EXTRACTED RECORDS start
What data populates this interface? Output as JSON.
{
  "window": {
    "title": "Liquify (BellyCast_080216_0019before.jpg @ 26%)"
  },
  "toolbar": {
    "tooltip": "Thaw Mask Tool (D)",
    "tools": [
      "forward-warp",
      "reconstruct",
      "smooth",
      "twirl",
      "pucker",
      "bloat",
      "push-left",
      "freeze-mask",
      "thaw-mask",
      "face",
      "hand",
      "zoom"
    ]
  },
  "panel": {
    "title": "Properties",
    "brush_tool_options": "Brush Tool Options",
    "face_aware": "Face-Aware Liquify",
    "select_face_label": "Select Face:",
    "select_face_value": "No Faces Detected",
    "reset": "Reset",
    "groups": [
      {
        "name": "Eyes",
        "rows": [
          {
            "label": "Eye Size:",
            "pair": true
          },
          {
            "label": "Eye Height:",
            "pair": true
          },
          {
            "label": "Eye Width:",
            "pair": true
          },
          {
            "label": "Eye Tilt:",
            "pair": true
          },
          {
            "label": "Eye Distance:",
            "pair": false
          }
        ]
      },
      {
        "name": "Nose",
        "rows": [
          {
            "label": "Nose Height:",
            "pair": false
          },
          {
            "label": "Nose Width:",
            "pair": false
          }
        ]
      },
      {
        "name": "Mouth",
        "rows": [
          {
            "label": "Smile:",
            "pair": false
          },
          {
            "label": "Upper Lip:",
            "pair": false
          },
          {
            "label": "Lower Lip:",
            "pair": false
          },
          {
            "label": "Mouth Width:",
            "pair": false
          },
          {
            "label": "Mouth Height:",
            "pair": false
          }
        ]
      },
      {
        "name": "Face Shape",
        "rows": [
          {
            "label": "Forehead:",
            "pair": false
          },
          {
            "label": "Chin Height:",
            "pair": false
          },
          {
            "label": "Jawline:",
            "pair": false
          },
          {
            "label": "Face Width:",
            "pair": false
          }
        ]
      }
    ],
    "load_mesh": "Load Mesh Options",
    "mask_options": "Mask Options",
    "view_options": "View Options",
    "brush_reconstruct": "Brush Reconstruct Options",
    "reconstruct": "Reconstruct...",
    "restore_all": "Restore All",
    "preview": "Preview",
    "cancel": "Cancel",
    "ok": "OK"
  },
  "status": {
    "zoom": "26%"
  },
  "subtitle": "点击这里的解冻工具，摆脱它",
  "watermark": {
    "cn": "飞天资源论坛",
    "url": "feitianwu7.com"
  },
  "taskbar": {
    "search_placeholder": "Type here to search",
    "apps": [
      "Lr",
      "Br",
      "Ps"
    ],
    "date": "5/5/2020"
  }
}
EXTRACTED RECORDS end
◆ STATED TASK: Review the material and copy each line in which the word "Mouth" appears.

◆ TASK SOLUTION:
        "name": "Mouth",
            "label": "Mouth Width:",
            "label": "Mouth Height:",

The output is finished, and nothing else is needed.